***** Material provided *****

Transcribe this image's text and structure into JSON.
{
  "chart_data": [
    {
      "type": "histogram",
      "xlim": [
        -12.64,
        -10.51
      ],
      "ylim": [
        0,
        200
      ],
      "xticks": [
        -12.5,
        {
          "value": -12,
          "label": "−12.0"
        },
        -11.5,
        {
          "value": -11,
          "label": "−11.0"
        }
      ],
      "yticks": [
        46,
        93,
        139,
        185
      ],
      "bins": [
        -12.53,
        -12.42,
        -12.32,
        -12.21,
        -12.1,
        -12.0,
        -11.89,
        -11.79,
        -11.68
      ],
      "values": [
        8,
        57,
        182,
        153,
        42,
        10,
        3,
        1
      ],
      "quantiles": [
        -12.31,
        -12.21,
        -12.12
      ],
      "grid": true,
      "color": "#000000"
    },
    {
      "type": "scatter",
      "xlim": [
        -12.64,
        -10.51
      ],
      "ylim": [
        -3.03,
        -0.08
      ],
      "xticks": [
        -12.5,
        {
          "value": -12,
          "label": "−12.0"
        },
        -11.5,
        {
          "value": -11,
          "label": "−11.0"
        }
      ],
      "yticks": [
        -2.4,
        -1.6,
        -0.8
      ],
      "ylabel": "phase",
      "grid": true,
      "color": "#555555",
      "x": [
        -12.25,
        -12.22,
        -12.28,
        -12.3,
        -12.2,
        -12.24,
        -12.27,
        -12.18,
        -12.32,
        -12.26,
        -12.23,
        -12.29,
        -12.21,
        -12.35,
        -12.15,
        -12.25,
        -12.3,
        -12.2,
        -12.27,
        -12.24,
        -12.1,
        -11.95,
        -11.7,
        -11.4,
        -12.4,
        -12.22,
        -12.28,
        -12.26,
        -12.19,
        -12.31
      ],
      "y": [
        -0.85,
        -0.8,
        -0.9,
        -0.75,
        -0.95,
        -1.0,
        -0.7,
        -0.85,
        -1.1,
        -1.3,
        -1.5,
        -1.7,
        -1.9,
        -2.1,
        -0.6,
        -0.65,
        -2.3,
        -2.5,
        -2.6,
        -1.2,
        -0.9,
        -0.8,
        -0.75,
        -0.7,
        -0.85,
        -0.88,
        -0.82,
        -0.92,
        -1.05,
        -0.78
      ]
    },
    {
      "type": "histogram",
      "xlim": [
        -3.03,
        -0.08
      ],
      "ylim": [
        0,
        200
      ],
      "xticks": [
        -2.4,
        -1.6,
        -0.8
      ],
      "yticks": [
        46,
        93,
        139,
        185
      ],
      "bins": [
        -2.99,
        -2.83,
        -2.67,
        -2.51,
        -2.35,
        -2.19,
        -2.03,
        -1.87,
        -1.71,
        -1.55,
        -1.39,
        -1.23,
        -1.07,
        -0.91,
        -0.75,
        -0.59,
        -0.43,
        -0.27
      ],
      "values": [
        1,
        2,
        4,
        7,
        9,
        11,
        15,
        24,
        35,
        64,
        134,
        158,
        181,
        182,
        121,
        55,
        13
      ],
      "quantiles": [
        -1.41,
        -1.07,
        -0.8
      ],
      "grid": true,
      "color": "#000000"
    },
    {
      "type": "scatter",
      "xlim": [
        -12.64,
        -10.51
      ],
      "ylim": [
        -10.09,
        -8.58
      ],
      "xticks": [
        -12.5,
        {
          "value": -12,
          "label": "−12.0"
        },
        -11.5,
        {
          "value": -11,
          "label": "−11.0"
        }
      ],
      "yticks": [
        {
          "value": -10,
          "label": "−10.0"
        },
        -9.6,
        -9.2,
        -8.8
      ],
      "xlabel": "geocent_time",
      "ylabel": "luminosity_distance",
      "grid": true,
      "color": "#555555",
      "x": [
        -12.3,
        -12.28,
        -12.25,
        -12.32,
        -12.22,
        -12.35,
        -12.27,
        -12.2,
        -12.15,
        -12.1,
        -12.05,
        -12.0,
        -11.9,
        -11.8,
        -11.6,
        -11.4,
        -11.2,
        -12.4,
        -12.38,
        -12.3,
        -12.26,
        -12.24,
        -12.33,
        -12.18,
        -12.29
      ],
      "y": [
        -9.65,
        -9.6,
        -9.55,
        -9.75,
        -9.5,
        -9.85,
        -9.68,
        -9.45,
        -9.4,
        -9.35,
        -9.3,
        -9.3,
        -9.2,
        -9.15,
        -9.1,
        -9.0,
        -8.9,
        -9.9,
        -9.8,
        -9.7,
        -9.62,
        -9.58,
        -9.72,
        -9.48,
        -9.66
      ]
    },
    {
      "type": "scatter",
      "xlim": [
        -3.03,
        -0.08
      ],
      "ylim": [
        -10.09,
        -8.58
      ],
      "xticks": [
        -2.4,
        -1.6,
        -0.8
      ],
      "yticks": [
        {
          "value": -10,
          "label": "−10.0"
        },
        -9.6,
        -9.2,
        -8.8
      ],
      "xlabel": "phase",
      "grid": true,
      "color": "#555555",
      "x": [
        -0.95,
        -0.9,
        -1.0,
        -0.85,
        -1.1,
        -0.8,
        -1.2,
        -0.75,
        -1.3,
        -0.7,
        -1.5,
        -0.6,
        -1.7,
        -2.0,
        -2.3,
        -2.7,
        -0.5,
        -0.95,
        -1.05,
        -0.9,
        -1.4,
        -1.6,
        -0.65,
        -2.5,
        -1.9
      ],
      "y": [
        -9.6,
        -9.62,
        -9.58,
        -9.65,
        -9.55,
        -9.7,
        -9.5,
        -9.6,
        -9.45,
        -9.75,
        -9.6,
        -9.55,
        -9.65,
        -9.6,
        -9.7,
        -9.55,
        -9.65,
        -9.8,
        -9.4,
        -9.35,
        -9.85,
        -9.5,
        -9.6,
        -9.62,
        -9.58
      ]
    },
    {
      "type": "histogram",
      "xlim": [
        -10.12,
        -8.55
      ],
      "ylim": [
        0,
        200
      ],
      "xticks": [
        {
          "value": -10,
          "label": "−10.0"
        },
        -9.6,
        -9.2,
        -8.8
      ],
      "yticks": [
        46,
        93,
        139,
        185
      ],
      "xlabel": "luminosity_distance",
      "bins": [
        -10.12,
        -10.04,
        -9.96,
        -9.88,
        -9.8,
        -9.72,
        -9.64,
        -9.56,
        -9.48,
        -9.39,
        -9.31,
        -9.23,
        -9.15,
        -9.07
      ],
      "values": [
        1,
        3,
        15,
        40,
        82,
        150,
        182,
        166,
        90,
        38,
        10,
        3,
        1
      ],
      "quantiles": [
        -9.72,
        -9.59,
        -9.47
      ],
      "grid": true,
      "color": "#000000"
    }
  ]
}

*****

■ **Work instructions**: Find each line holding the word "xlabel" and copy it.

■ **Written reply**:
      "xlabel": "geocent_time",
      "xlabel": "phase",
      "xlabel": "luminosity_distance",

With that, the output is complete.